Excerpted data:
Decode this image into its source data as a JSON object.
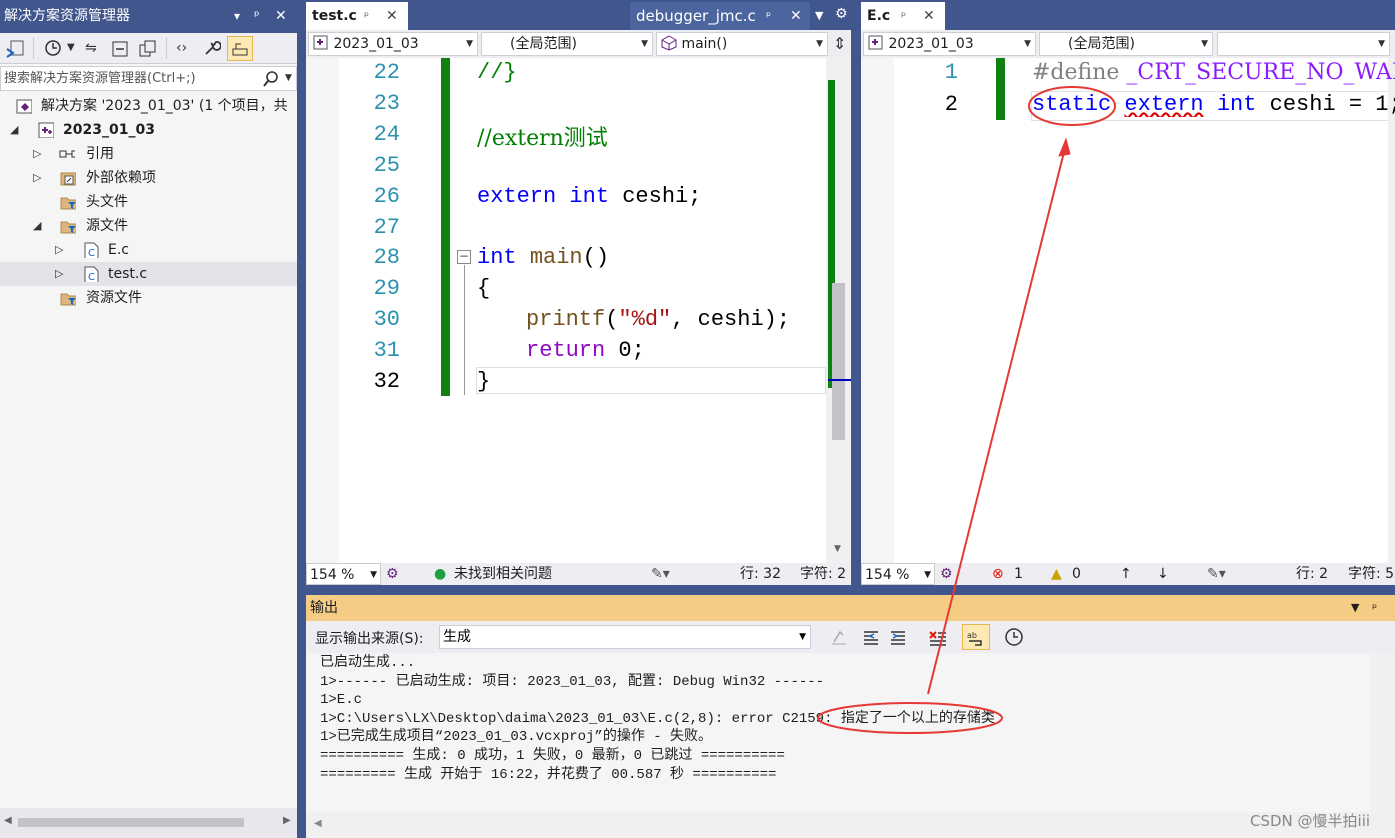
{
  "solution_explorer": {
    "title": "解决方案资源管理器",
    "title_icons": [
      "▾",
      "ᵖ",
      "✕"
    ],
    "search_placeholder": "搜索解决方案资源管理器(Ctrl+;)",
    "tree": [
      {
        "label": "解决方案 '2023_01_03' (1 个项目，共",
        "level": 0
      },
      {
        "label": "2023_01_03",
        "level": 1,
        "expanded": true,
        "bold": true
      },
      {
        "label": "引用",
        "level": 2
      },
      {
        "label": "外部依赖项",
        "level": 2
      },
      {
        "label": "头文件",
        "level": 2
      },
      {
        "label": "源文件",
        "level": 2,
        "expanded": true
      },
      {
        "label": "E.c",
        "level": 3
      },
      {
        "label": "test.c",
        "level": 3,
        "selected": true
      },
      {
        "label": "资源文件",
        "level": 2
      }
    ]
  },
  "left_editor": {
    "tabs": [
      {
        "label": "test.c",
        "active": true,
        "pin": "ᵖ",
        "close": "✕"
      },
      {
        "label": "debugger_jmc.c",
        "active": false,
        "pin": "ᵖ",
        "close": "✕"
      }
    ],
    "nav": {
      "project": "2023_01_03",
      "scope": "(全局范围)",
      "member": "main()"
    },
    "lines": [
      {
        "n": "22",
        "text": "//}"
      },
      {
        "n": "23",
        "text": ""
      },
      {
        "n": "24",
        "text": "//extern测试"
      },
      {
        "n": "25",
        "text": ""
      },
      {
        "n": "26",
        "text": "extern int ceshi;"
      },
      {
        "n": "27",
        "text": ""
      },
      {
        "n": "28",
        "text": "int main()"
      },
      {
        "n": "29",
        "text": "{"
      },
      {
        "n": "30",
        "text": "printf(\"%d\", ceshi);"
      },
      {
        "n": "31",
        "text": "return 0;"
      },
      {
        "n": "32",
        "text": "}"
      }
    ],
    "status": {
      "zoom": "154 %",
      "issues": "未找到相关问题",
      "line": "行: 32",
      "char": "字符: 2"
    }
  },
  "right_editor": {
    "tabs": [
      {
        "label": "E.c",
        "active": true,
        "pin": "ᵖ",
        "close": "✕"
      }
    ],
    "nav": {
      "project": "2023_01_03",
      "scope": "(全局范围)",
      "member": ""
    },
    "lines": [
      {
        "n": "1",
        "text": "#define _CRT_SECURE_NO_WARNIN"
      },
      {
        "n": "2",
        "text": "static extern int ceshi = 1;"
      }
    ],
    "status": {
      "zoom": "154 %",
      "errors": "1",
      "warnings": "0",
      "line": "行: 2",
      "char": "字符: 5"
    }
  },
  "output": {
    "title": "输出",
    "source_label": "显示输出来源(S):",
    "source_value": "生成",
    "lines": [
      "已启动生成...",
      "1>------ 已启动生成: 项目: 2023_01_03, 配置: Debug Win32 ------",
      "1>E.c",
      "1>C:\\Users\\LX\\Desktop\\daima\\2023_01_03\\E.c(2,8): error C2159: 指定了一个以上的存储类",
      "1>已完成生成项目“2023_01_03.vcxproj”的操作 - 失败。",
      "========== 生成: 0 成功，1 失败，0 最新，0 已跳过 ==========",
      "========= 生成 开始于 16:22，并花费了 00.587 秒 =========="
    ]
  },
  "watermark": "CSDN @慢半拍iii",
  "colors": {
    "accent": "#40568d",
    "output_header": "#f5cc84",
    "annotation": "#e53935",
    "keyword": "#0000ff",
    "comment": "#008000"
  }
}
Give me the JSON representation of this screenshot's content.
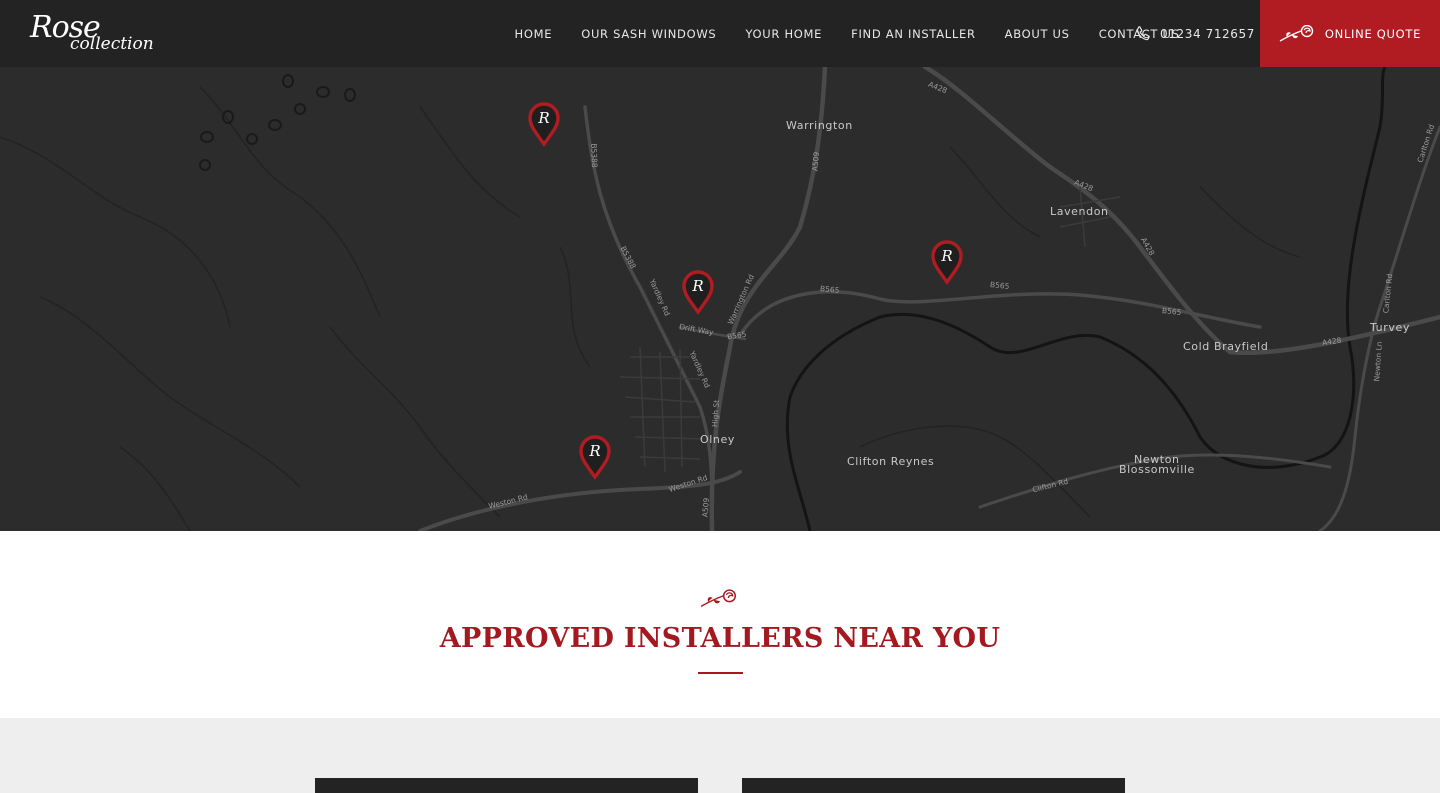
{
  "header": {
    "logo_line1": "Rose",
    "logo_line2": "collection",
    "nav": [
      {
        "label": "HOME"
      },
      {
        "label": "OUR SASH WINDOWS"
      },
      {
        "label": "YOUR HOME"
      },
      {
        "label": "FIND AN INSTALLER"
      },
      {
        "label": "ABOUT US"
      },
      {
        "label": "CONTACT US"
      }
    ],
    "phone": "01234 712657",
    "quote_label": "ONLINE QUOTE"
  },
  "map": {
    "places": [
      "Warrington",
      "Lavendon",
      "Olney",
      "Clifton Reynes",
      "Cold Brayfield",
      "Turvey",
      "Newton",
      "Blossomville"
    ],
    "roads": [
      "A428",
      "A428",
      "A428",
      "A428",
      "B5388",
      "B5388",
      "A509",
      "A509",
      "B565",
      "B565",
      "B565",
      "B565",
      "Warrington Rd",
      "Yardley Rd",
      "Yardley Rd",
      "Drift Way",
      "High St",
      "Weston Rd",
      "Weston Rd",
      "Clifton Rd",
      "Carlton Rd",
      "Carlton Rd",
      "Newton Ln"
    ],
    "pin_letter": "R"
  },
  "section": {
    "title": "APPROVED INSTALLERS NEAR YOU"
  },
  "colors": {
    "header_bg": "#232323",
    "accent": "#b01c22",
    "title": "#a3191f",
    "map_bg": "#2c2c2c"
  }
}
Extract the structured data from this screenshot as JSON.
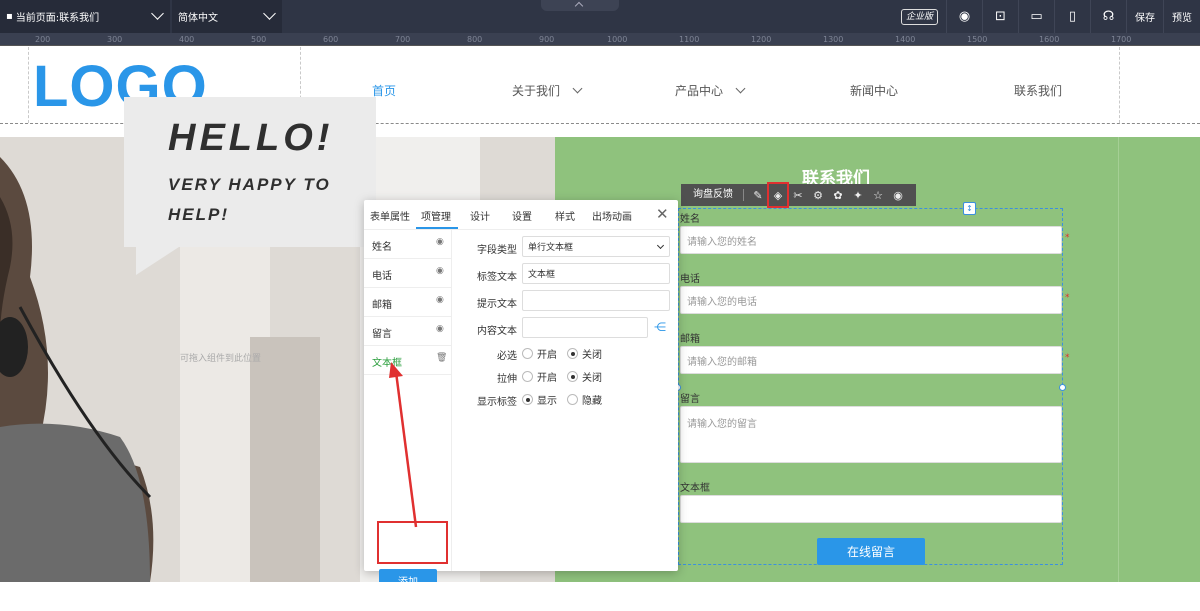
{
  "topbar": {
    "current_page": "当前页面:联系我们",
    "language": "简体中文",
    "edition_badge": "企业版",
    "save_label": "保存",
    "preview_label": "预览",
    "icons": [
      "eye-icon",
      "crop-icon",
      "desktop-icon",
      "mobile-icon",
      "headset-icon"
    ]
  },
  "ruler": {
    "ticks": [
      "200",
      "300",
      "400",
      "500",
      "600",
      "700",
      "800",
      "900",
      "1000",
      "1100",
      "1200",
      "1300",
      "1400",
      "1500",
      "1600",
      "1700"
    ]
  },
  "header": {
    "logo": "LOGO",
    "nav": [
      "首页",
      "关于我们",
      "产品中心",
      "新闻中心",
      "联系我们"
    ]
  },
  "hero": {
    "hello": "HELLO!",
    "tagline": "VERY HAPPY TO HELP!",
    "drag_hint": "可拖入组件到此位置"
  },
  "contact": {
    "title": "联系我们",
    "toolbar_label": "询盘反馈",
    "fields": [
      {
        "label": "姓名",
        "placeholder": "请输入您的姓名"
      },
      {
        "label": "电话",
        "placeholder": "请输入您的电话"
      },
      {
        "label": "邮箱",
        "placeholder": "请输入您的邮箱"
      },
      {
        "label": "留言",
        "placeholder": "请输入您的留言"
      },
      {
        "label": "文本框",
        "placeholder": ""
      }
    ],
    "submit": "在线留言"
  },
  "panel": {
    "tabs": [
      "表单属性",
      "项管理",
      "设计",
      "设置",
      "样式",
      "出场动画"
    ],
    "active_tab": "项管理",
    "items": [
      "姓名",
      "电话",
      "邮箱",
      "留言",
      "文本框"
    ],
    "selected_item": "文本框",
    "add_button": "添加",
    "props": {
      "field_type_label": "字段类型",
      "field_type_value": "单行文本框",
      "tag_text_label": "标签文本",
      "tag_text_value": "文本框",
      "hint_text_label": "提示文本",
      "content_text_label": "内容文本",
      "required_label": "必选",
      "stretch_label": "拉伸",
      "show_label_label": "显示标签",
      "on": "开启",
      "off": "关闭",
      "show": "显示",
      "hide": "隐藏"
    }
  },
  "colors": {
    "accent": "#2a96e8",
    "hero_green": "#8fc27d",
    "topbar": "#2f3545",
    "highlight_red": "#e03030"
  }
}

Written task: In the listing above, locate each line with "accent" and copy it.

Reply to the task:
    "accent": "#40568d",
    "accent": "#b01c22",
    "accent": "#2a96e8",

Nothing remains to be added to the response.